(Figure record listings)
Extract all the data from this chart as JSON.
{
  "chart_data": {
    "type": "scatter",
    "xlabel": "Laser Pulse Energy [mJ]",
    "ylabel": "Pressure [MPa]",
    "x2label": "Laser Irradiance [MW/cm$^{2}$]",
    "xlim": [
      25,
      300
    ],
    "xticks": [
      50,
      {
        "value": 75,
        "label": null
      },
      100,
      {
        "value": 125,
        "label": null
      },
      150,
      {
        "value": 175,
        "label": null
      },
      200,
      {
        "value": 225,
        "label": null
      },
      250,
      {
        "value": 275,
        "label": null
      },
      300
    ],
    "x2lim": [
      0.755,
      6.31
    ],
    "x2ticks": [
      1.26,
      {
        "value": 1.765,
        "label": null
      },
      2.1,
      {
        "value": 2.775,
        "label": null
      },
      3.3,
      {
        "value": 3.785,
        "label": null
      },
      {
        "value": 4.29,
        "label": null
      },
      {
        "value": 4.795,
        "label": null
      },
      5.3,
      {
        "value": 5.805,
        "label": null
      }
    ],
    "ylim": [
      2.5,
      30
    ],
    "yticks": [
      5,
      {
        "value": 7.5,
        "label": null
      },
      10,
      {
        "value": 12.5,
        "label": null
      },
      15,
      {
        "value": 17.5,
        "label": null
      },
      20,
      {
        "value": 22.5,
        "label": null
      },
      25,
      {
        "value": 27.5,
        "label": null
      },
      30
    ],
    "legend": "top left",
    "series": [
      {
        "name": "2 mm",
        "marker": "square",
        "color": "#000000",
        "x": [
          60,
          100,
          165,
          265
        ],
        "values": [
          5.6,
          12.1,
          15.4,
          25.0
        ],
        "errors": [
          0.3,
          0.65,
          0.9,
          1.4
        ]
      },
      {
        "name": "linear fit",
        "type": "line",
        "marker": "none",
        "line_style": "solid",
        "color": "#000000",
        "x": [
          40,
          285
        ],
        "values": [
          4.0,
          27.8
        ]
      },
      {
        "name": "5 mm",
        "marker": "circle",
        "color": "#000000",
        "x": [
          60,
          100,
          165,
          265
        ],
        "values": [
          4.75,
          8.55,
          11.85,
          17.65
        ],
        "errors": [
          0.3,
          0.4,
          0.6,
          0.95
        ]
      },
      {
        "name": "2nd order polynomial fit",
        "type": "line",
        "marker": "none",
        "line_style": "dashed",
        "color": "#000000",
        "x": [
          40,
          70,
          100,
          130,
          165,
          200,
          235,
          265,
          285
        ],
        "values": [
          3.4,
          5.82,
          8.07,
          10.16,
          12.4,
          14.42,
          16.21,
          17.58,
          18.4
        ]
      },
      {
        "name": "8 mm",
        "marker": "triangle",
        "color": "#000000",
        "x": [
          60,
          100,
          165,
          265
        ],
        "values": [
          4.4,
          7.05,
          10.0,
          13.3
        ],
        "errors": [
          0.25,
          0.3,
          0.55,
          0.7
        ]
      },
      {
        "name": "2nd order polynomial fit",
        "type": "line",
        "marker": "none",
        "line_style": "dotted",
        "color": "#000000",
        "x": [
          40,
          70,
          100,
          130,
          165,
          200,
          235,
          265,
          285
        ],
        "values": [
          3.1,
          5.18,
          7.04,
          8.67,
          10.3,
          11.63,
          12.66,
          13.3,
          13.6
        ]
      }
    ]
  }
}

WRITTEN REQUEST: Among the entries above, how many lines hold the string "name"? Respond with nothing but the number.

RESPONSE: 6